__WHAT YOU SHOULD DO__: Exact reproduction is required for all entries.

__Data records__:
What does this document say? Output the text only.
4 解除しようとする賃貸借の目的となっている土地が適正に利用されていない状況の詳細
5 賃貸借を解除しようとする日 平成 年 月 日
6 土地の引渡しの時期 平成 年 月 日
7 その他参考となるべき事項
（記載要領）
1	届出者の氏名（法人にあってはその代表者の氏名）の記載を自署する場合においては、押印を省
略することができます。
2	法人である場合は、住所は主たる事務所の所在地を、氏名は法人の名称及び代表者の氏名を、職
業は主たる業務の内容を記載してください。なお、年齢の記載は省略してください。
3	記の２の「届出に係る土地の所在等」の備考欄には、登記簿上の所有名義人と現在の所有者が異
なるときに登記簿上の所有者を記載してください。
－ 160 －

__OUTPUT OF THE EXERCISE__:
What does this document say? Output the text only.
4 解除しようとする賃貸借の目的となっている土地が適正に利用されていない状況の詳細
5 賃貸借を解除しようとする日 平成 年 月 日
6 土地の引渡しの時期 平成 年 月 日
7 その他参考となるべき事項
（記載要領）
1	届出者の氏名（法人にあってはその代表者の氏名）の記載を自署する場合においては、押印を省
略することができます。
2	法人である場合は、住所は主たる事務所の所在地を、氏名は法人の名称及び代表者の氏名を、職
業は主たる業務の内容を記載してください。なお、年齢の記載は省略してください。
3	記の２の「届出に係る土地の所在等」の備考欄には、登記簿上の所有名義人と現在の所有者が異
なるときに登記簿上の所有者を記載してください。
－ 160 －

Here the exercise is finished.